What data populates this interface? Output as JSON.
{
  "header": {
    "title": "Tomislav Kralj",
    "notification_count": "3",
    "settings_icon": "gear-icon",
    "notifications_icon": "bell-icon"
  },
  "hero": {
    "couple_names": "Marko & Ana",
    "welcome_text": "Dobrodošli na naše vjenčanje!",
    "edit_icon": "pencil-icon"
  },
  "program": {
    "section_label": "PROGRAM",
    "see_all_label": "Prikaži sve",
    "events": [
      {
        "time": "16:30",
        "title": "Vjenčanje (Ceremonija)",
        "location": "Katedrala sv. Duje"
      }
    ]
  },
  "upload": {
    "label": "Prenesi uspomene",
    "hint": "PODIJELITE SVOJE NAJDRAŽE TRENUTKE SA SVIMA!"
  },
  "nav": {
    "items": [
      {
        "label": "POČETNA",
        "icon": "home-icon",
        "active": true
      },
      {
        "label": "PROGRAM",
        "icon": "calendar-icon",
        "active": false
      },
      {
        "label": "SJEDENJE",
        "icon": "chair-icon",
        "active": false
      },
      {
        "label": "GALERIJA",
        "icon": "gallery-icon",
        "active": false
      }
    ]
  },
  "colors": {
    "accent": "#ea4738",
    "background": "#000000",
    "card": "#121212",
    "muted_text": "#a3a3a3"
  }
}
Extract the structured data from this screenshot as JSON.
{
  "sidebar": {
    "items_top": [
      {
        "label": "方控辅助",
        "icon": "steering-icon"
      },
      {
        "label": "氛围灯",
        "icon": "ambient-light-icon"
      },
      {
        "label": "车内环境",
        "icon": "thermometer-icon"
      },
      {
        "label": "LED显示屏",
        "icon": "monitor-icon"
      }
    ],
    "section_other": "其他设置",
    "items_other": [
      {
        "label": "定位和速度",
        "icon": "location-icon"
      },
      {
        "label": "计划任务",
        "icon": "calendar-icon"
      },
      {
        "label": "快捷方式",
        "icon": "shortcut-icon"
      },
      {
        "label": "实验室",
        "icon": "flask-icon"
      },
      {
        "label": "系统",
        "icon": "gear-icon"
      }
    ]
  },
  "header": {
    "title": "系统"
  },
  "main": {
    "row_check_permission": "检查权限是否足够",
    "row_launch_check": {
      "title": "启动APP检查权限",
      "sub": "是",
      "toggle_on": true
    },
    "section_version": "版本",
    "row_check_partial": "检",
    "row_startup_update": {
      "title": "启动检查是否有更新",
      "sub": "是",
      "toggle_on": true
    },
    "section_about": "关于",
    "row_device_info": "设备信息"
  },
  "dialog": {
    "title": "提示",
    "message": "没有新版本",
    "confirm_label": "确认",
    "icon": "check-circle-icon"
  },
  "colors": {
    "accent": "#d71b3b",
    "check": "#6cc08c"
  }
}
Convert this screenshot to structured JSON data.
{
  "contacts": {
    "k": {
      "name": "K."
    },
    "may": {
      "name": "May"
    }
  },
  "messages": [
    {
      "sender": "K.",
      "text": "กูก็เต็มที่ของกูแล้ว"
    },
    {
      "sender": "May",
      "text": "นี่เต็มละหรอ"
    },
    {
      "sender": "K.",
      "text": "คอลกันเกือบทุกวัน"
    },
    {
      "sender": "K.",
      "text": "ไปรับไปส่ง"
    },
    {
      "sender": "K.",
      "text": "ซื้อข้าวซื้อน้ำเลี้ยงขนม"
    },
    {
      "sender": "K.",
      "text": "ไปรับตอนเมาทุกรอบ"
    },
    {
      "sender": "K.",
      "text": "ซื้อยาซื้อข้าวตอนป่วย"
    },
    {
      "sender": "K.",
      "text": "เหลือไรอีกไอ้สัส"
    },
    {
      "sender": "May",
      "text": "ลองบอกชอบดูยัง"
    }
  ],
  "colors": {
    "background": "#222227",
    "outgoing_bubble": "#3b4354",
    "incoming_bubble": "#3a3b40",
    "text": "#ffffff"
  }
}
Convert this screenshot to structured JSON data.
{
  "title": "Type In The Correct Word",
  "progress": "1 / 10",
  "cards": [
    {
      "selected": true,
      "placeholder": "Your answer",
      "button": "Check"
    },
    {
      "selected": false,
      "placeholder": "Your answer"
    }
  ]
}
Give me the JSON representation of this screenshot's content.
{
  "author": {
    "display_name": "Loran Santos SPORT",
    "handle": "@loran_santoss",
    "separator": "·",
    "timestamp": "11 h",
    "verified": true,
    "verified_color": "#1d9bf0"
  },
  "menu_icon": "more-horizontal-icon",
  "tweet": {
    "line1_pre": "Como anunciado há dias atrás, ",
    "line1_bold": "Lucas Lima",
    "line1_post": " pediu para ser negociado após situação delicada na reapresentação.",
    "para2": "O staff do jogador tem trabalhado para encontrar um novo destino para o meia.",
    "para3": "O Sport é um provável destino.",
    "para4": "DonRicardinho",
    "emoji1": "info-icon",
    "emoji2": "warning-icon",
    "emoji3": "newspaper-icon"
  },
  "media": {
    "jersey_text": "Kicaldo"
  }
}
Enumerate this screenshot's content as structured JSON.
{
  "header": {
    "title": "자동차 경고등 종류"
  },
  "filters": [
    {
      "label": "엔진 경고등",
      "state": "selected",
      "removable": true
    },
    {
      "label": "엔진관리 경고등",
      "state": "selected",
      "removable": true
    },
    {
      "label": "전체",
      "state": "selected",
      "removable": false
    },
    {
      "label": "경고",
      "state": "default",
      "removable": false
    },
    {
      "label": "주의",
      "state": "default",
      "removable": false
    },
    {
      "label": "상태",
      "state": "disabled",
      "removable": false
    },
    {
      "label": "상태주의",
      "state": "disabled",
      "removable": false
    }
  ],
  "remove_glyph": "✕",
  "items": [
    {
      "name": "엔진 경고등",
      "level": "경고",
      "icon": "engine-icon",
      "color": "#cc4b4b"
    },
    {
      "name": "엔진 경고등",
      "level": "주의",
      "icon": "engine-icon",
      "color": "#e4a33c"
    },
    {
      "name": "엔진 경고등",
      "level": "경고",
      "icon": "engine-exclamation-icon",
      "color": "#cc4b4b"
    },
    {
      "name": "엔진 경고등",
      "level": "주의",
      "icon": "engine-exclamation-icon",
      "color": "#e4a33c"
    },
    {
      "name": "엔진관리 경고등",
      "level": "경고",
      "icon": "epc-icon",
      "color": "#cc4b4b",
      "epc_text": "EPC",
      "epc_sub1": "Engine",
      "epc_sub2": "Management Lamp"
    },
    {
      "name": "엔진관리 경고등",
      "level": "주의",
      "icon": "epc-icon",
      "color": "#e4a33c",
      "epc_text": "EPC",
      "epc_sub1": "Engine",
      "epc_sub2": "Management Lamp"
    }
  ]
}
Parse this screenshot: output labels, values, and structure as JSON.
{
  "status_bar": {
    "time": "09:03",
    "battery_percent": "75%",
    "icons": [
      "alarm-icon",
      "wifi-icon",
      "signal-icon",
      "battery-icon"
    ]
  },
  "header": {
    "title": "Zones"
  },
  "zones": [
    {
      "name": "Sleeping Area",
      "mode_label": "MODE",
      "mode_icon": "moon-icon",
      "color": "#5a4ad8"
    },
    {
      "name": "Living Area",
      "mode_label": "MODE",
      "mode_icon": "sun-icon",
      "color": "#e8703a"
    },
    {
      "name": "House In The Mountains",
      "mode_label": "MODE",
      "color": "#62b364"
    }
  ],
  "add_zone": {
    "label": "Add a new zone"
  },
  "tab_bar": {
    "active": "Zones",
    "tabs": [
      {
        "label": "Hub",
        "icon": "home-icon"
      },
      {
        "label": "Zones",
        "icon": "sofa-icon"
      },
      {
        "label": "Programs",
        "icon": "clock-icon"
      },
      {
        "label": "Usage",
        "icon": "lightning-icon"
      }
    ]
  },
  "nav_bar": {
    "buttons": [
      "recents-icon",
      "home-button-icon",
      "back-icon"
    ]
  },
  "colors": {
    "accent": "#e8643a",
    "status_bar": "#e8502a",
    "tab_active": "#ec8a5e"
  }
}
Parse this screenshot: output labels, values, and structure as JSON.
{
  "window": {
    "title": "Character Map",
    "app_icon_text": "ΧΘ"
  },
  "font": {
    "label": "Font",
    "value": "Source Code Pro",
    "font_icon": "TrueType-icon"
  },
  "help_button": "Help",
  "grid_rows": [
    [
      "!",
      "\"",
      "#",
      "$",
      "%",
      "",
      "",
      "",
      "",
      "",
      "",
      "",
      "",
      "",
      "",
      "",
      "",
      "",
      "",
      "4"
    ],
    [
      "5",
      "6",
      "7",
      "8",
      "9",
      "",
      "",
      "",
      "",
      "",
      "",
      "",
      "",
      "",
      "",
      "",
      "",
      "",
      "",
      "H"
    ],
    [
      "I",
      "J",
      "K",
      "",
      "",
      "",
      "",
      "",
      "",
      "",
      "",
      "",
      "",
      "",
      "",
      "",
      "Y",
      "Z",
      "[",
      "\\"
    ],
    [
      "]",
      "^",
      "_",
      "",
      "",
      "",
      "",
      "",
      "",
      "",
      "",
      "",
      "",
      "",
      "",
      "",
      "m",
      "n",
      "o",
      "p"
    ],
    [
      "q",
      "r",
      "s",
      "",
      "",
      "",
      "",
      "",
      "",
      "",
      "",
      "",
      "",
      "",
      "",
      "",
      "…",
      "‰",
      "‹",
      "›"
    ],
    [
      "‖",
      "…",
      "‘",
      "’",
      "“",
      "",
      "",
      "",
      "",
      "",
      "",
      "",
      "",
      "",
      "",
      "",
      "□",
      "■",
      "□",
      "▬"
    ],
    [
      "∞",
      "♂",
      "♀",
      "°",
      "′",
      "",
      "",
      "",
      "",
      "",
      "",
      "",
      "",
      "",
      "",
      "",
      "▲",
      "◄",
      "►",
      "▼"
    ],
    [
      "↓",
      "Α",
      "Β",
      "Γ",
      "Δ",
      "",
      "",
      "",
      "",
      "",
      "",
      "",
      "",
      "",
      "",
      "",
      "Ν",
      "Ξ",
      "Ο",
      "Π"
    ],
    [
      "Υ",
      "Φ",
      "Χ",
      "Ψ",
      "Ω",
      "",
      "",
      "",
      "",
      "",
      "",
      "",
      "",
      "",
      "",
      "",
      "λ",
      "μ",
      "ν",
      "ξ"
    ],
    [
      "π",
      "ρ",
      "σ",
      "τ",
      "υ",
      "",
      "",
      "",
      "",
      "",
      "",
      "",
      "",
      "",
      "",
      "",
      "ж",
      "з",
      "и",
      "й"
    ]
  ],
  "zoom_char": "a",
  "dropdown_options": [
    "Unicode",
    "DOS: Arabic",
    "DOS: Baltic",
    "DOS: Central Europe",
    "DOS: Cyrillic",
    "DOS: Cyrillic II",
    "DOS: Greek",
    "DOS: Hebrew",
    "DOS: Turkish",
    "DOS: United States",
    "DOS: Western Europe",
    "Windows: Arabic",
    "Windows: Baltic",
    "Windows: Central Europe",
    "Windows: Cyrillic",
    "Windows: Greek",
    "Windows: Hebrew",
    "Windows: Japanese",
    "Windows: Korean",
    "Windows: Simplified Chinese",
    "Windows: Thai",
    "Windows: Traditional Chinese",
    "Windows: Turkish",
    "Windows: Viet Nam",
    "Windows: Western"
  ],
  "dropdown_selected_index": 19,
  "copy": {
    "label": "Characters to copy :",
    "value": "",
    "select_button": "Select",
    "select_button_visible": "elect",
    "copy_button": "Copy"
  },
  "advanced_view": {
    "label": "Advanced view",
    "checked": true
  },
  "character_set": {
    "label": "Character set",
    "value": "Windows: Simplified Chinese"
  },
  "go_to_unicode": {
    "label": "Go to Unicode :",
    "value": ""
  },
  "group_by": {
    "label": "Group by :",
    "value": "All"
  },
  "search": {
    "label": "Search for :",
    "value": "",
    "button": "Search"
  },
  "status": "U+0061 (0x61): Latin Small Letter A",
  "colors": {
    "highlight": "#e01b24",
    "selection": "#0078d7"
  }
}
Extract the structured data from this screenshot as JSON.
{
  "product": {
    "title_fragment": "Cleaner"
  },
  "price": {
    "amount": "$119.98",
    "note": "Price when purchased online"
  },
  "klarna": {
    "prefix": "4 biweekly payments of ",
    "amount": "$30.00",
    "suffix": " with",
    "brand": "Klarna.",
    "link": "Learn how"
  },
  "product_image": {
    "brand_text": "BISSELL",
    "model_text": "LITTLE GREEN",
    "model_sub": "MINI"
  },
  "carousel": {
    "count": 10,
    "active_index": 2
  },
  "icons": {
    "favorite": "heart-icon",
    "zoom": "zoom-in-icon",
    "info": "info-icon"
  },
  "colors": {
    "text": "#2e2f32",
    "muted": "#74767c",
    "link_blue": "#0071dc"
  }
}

------------------------------------------------

**Directive:** Go through the records. Copy each line where "background" appears.

**Task result:**
    "background": "#000000",
    "background": "#222227",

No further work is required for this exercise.